Supplied records:

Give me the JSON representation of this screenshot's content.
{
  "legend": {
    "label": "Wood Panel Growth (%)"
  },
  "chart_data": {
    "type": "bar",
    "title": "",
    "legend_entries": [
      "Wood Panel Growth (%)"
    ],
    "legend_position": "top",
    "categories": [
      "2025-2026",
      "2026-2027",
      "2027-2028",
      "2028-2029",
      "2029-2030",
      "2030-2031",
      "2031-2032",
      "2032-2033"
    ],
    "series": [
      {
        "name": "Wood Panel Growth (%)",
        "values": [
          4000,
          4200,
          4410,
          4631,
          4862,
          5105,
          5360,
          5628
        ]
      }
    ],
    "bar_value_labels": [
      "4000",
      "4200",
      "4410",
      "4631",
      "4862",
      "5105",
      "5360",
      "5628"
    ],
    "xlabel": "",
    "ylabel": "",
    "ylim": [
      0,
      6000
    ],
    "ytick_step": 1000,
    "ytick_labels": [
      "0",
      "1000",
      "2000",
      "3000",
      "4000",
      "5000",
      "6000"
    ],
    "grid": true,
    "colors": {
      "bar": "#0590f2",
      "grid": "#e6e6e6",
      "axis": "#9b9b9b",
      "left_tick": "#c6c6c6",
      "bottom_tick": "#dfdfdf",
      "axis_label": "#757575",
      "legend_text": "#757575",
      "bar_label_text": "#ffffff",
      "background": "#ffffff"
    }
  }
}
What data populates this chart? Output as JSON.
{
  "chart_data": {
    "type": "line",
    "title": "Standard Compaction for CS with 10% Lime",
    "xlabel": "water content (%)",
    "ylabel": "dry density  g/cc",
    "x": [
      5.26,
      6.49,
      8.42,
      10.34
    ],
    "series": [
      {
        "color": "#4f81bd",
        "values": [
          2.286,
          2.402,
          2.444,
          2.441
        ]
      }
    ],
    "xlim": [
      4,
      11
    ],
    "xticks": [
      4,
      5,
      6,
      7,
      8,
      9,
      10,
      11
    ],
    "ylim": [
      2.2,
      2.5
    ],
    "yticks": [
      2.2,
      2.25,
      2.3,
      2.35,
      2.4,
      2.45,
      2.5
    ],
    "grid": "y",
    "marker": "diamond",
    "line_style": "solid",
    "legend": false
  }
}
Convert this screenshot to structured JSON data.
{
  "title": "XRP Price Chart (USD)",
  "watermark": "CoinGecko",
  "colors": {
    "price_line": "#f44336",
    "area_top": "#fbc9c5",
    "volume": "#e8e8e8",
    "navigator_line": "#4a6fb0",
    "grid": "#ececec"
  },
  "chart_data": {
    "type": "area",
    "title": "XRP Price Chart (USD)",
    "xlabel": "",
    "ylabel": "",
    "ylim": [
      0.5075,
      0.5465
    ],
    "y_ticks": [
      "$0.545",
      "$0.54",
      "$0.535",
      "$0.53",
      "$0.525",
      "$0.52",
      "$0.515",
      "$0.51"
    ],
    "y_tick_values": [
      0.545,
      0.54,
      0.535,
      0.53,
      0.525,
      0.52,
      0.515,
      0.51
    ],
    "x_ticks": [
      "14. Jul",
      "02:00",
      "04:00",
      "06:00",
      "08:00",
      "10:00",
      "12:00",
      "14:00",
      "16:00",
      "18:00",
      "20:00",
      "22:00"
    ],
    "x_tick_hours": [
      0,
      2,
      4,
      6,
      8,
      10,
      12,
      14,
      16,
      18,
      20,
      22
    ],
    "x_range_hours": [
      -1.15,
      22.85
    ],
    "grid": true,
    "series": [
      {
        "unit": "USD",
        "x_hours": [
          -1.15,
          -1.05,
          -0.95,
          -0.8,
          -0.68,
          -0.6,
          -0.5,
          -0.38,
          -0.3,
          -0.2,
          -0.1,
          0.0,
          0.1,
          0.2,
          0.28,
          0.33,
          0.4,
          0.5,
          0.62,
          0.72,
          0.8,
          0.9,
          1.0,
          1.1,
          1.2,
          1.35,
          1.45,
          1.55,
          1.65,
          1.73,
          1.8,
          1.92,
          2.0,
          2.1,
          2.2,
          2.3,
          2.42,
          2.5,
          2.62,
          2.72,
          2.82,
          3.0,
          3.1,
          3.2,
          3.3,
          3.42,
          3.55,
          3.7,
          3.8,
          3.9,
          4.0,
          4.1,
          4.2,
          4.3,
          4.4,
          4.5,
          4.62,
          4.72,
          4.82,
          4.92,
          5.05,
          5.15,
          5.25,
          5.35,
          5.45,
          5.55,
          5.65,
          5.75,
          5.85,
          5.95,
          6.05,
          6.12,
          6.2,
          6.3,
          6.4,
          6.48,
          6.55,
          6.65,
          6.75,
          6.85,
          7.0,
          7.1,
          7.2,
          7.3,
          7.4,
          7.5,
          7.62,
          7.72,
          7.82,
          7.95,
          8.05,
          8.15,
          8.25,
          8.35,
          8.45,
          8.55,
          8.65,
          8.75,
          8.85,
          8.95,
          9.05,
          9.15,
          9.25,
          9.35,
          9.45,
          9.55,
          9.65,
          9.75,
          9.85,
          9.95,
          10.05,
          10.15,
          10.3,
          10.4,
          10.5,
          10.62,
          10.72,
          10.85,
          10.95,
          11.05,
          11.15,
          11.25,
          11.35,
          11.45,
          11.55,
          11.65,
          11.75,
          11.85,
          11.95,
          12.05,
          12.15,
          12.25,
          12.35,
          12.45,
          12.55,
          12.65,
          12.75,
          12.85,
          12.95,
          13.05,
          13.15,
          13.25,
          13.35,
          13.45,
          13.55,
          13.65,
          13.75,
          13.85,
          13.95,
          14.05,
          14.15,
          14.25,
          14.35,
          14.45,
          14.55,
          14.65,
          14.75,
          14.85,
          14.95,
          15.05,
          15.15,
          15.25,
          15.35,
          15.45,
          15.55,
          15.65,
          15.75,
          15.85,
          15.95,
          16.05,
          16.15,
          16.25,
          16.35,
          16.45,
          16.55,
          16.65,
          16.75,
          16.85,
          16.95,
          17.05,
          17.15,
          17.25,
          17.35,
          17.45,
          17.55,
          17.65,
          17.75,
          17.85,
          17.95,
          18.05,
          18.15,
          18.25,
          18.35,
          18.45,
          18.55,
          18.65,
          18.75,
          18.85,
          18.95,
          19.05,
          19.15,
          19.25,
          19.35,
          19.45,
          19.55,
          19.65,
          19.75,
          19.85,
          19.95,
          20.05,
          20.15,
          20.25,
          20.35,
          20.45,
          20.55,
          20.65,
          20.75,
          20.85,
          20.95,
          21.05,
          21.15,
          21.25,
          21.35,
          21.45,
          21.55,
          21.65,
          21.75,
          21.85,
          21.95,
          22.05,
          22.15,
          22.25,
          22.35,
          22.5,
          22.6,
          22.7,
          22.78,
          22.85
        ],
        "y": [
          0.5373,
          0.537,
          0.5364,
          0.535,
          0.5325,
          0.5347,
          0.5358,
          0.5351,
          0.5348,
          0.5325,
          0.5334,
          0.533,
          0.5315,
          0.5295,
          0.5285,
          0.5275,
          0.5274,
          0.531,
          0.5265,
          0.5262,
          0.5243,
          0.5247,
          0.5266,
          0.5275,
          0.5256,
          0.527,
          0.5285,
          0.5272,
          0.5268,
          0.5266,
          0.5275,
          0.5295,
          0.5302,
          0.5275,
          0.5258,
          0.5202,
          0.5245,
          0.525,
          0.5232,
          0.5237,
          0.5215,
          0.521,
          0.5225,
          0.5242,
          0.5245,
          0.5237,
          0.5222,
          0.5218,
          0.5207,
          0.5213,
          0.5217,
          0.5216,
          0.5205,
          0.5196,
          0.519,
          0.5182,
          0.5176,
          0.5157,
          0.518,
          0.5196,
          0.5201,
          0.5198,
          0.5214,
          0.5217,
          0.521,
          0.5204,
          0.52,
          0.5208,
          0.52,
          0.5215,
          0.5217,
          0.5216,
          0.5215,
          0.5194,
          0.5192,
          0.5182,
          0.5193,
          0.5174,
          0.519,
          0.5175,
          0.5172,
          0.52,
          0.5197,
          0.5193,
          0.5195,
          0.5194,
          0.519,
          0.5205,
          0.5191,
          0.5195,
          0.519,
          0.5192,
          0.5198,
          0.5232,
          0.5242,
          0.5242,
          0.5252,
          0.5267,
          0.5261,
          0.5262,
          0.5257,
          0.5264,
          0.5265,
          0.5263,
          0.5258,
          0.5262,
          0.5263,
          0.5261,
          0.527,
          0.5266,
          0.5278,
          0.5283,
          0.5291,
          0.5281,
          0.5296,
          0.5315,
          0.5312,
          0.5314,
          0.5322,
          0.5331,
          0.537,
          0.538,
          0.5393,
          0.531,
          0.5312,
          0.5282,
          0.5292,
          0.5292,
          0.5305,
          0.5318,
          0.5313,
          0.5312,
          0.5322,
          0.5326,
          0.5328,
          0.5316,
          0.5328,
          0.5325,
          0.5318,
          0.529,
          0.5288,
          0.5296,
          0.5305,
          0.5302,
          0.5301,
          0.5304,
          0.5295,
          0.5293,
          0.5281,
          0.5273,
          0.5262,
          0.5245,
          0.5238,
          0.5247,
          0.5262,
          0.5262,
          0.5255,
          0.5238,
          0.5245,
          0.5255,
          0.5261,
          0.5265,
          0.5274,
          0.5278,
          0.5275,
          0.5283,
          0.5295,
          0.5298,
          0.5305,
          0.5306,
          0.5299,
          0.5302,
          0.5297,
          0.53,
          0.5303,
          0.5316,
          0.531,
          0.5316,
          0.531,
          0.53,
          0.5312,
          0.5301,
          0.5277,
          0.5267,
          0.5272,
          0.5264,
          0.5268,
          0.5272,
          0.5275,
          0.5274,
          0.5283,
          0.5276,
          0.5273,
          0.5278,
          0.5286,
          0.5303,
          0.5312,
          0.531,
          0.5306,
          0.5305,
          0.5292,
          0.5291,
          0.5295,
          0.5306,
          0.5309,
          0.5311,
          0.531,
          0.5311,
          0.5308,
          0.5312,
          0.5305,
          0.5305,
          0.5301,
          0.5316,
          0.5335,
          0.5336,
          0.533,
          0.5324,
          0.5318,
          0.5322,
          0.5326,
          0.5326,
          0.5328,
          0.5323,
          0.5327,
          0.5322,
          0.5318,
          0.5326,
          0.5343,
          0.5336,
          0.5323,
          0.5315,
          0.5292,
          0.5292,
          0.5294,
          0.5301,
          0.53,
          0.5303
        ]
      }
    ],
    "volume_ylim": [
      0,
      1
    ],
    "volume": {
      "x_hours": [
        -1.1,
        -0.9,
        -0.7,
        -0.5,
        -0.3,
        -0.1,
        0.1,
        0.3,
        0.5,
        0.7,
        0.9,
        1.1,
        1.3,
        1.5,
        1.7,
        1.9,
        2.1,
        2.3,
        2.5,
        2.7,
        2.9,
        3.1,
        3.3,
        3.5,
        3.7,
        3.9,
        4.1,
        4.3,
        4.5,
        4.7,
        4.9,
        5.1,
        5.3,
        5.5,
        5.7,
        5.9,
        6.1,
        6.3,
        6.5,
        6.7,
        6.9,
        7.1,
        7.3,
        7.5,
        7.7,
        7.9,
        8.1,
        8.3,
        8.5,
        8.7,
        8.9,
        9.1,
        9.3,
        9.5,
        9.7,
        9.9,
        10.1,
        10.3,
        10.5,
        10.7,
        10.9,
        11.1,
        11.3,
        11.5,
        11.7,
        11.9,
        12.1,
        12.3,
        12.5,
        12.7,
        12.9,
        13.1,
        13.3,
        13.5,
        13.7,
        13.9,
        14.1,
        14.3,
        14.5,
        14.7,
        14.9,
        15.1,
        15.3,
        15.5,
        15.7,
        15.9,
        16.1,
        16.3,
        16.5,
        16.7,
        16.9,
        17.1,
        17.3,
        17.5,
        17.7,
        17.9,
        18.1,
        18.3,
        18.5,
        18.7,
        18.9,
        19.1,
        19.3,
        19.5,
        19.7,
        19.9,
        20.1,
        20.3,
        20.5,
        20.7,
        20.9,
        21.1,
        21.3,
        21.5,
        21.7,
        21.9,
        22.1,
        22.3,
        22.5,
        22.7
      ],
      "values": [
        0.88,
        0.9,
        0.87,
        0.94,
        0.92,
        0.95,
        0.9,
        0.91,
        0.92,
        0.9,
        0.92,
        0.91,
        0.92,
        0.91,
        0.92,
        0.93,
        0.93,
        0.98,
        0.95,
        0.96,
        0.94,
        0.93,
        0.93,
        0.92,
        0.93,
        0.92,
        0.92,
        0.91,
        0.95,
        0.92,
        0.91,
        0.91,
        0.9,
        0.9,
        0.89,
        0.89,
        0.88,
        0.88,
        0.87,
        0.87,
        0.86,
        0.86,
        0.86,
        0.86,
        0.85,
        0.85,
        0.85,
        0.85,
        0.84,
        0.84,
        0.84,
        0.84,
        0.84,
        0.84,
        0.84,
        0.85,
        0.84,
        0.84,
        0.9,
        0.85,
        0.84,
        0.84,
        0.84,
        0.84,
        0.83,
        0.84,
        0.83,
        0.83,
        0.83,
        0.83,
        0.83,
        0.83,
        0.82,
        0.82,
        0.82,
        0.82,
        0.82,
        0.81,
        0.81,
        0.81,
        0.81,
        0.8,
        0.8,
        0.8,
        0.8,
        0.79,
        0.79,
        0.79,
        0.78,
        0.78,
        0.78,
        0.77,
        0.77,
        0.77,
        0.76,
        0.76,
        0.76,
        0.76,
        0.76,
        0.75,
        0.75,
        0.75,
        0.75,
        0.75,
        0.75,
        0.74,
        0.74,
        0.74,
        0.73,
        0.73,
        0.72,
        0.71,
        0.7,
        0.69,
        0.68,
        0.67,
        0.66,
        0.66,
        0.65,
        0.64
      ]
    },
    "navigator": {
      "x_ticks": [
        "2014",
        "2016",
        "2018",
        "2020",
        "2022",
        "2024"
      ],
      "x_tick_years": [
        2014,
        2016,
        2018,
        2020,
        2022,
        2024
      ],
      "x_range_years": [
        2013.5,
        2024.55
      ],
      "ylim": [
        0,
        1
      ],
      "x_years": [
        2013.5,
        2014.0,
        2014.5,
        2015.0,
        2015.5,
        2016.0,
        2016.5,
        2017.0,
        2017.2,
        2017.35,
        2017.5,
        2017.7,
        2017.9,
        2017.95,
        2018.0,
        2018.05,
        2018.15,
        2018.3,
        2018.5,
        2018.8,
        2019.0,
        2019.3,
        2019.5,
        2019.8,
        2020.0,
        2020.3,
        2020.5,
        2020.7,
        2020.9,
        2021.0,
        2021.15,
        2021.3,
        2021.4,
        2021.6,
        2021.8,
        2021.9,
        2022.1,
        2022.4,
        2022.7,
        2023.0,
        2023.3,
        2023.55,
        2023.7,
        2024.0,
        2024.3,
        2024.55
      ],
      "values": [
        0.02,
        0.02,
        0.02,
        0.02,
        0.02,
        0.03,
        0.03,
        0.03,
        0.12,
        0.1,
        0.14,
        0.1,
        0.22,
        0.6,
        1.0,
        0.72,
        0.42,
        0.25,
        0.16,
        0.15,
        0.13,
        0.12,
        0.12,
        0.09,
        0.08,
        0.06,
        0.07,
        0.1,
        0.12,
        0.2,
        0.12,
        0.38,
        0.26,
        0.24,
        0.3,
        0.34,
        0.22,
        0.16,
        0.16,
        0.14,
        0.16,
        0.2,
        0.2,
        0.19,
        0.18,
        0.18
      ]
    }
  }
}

Problem to solve:
Find every line that has "JSON" in it, then return those lines.

The answer:
Give me the JSON representation of this screenshot's content.
What data populates this chart? Output as JSON.
Convert this screenshot to structured JSON data.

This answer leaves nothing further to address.